[Document page text data]
+++++
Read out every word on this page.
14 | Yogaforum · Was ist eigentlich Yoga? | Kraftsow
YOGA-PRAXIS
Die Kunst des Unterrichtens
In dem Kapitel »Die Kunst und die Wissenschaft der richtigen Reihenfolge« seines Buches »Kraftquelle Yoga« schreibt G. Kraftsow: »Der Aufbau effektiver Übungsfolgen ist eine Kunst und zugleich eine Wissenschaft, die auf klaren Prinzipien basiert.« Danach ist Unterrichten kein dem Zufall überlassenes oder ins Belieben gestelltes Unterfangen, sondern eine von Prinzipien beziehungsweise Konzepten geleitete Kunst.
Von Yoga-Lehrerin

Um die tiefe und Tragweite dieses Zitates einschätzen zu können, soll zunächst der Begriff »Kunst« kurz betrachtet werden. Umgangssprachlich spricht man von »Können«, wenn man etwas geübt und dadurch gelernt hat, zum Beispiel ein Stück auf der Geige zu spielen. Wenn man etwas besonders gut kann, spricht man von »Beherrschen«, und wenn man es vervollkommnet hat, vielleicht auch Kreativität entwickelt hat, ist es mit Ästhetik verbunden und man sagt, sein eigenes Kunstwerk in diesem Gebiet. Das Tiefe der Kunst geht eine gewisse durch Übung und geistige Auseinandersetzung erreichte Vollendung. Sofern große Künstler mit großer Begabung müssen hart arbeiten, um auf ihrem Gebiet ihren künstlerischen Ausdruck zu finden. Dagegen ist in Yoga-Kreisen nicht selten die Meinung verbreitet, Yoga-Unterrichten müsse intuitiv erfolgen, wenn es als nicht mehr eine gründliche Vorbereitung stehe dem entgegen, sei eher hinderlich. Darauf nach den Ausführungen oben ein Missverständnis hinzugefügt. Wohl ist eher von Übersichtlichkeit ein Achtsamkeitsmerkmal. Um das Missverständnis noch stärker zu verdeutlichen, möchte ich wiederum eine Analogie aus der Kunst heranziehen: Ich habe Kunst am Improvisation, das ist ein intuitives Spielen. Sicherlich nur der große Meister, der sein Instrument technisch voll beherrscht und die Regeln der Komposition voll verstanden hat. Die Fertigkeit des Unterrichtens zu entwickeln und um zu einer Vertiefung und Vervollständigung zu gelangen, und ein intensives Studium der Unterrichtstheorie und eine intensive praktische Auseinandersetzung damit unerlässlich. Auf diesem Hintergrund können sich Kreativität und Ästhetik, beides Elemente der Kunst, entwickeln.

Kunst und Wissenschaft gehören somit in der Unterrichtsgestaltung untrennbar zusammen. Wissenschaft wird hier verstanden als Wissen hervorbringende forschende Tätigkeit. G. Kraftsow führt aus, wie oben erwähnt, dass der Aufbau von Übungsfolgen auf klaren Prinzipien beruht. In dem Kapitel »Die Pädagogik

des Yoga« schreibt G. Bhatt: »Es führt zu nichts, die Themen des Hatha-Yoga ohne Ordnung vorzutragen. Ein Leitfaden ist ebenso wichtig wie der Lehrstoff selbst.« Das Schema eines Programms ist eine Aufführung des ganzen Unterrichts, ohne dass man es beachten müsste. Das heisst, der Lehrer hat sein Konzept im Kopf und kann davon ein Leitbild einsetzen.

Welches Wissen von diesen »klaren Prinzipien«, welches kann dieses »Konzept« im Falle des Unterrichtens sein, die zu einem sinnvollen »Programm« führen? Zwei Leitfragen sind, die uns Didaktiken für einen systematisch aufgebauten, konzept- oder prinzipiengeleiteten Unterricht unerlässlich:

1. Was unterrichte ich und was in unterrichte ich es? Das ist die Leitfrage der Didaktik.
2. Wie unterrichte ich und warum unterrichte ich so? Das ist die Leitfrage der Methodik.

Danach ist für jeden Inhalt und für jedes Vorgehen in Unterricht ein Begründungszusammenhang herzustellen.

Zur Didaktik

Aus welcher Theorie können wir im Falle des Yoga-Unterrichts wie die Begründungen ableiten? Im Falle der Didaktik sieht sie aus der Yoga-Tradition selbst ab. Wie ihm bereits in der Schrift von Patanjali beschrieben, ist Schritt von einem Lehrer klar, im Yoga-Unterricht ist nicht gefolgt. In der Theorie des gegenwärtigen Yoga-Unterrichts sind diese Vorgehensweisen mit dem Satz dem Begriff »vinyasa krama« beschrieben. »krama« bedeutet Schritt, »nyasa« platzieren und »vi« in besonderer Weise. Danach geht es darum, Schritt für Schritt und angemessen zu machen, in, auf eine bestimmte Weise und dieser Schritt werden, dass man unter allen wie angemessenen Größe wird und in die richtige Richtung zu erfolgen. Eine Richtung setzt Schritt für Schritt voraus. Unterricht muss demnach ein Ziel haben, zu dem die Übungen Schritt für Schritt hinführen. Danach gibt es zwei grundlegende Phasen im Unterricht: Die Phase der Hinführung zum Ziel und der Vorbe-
+++++
DESCRIPTION OF THE TASK - Give an exact transcription of the data shown above.

TASK RESPONSE -
Read out every word on this page.
14 | Yogaforum · Was ist eigentlich Yoga? | Kraftsow
YOGA-PRAXIS
Die Kunst des Unterrichtens
In dem Kapitel »Die Kunst und die Wissenschaft der richtigen Reihenfolge« seines Buches »Kraftquelle Yoga« schreibt G. Kraftsow: »Der Aufbau effektiver Übungsfolgen ist eine Kunst und zugleich eine Wissenschaft, die auf klaren Prinzipien basiert.« Danach ist Unterrichten kein dem Zufall überlassenes oder ins Belieben gestelltes Unterfangen, sondern eine von Prinzipien beziehungsweise Konzepten geleitete Kunst.
Von Yoga-Lehrerin

Um die tiefe und Tragweite dieses Zitates einschätzen zu können, soll zunächst der Begriff »Kunst« kurz betrachtet werden. Umgangssprachlich spricht man von »Können«, wenn man etwas geübt und dadurch gelernt hat, zum Beispiel ein Stück auf der Geige zu spielen. Wenn man etwas besonders gut kann, spricht man von »Beherrschen«, und wenn man es vervollkommnet hat, vielleicht auch Kreativität entwickelt hat, ist es mit Ästhetik verbunden und man sagt, sein eigenes Kunstwerk in diesem Gebiet. Das Tiefe der Kunst geht eine gewisse durch Übung und geistige Auseinandersetzung erreichte Vollendung. Sofern große Künstler mit großer Begabung müssen hart arbeiten, um auf ihrem Gebiet ihren künstlerischen Ausdruck zu finden. Dagegen ist in Yoga-Kreisen nicht selten die Meinung verbreitet, Yoga-Unterrichten müsse intuitiv erfolgen, wenn es als nicht mehr eine gründliche Vorbereitung stehe dem entgegen, sei eher hinderlich. Darauf nach den Ausführungen oben ein Missverständnis hinzugefügt. Wohl ist eher von Übersichtlichkeit ein Achtsamkeitsmerkmal. Um das Missverständnis noch stärker zu verdeutlichen, möchte ich wiederum eine Analogie aus der Kunst heranziehen: Ich habe Kunst am Improvisation, das ist ein intuitives Spielen. Sicherlich nur der große Meister, der sein Instrument technisch voll beherrscht und die Regeln der Komposition voll verstanden hat. Die Fertigkeit des Unterrichtens zu entwickeln und um zu einer Vertiefung und Vervollständigung zu gelangen, und ein intensives Studium der Unterrichtstheorie und eine intensive praktische Auseinandersetzung damit unerlässlich. Auf diesem Hintergrund können sich Kreativität und Ästhetik, beides Elemente der Kunst, entwickeln.

Kunst und Wissenschaft gehören somit in der Unterrichtsgestaltung untrennbar zusammen. Wissenschaft wird hier verstanden als Wissen hervorbringende forschende Tätigkeit. G. Kraftsow führt aus, wie oben erwähnt, dass der Aufbau von Übungsfolgen auf klaren Prinzipien beruht. In dem Kapitel »Die Pädagogik

des Yoga« schreibt G. Bhatt: »Es führt zu nichts, die Themen des Hatha-Yoga ohne Ordnung vorzutragen. Ein Leitfaden ist ebenso wichtig wie der Lehrstoff selbst.« Das Schema eines Programms ist eine Aufführung des ganzen Unterrichts, ohne dass man es beachten müsste. Das heisst, der Lehrer hat sein Konzept im Kopf und kann davon ein Leitbild einsetzen.

Welches Wissen von diesen »klaren Prinzipien«, welches kann dieses »Konzept« im Falle des Unterrichtens sein, die zu einem sinnvollen »Programm« führen? Zwei Leitfragen sind, die uns Didaktiken für einen systematisch aufgebauten, konzept- oder prinzipiengeleiteten Unterricht unerlässlich:

1. Was unterrichte ich und was in unterrichte ich es? Das ist die Leitfrage der Didaktik.
2. Wie unterrichte ich und warum unterrichte ich so? Das ist die Leitfrage der Methodik.

Danach ist für jeden Inhalt und für jedes Vorgehen in Unterricht ein Begründungszusammenhang herzustellen.

Zur Didaktik

Aus welcher Theorie können wir im Falle des Yoga-Unterrichts wie die Begründungen ableiten? Im Falle der Didaktik sieht sie aus der Yoga-Tradition selbst ab. Wie ihm bereits in der Schrift von Patanjali beschrieben, ist Schritt von einem Lehrer klar, im Yoga-Unterricht ist nicht gefolgt. In der Theorie des gegenwärtigen Yoga-Unterrichts sind diese Vorgehensweisen mit dem Satz dem Begriff »vinyasa krama« beschrieben. »krama« bedeutet Schritt, »nyasa« platzieren und »vi« in besonderer Weise. Danach geht es darum, Schritt für Schritt und angemessen zu machen, in, auf eine bestimmte Weise und dieser Schritt werden, dass man unter allen wie angemessenen Größe wird und in die richtige Richtung zu erfolgen. Eine Richtung setzt Schritt für Schritt voraus. Unterricht muss demnach ein Ziel haben, zu dem die Übungen Schritt für Schritt hinführen. Danach gibt es zwei grundlegende Phasen im Unterricht: Die Phase der Hinführung zum Ziel und der Vorbe-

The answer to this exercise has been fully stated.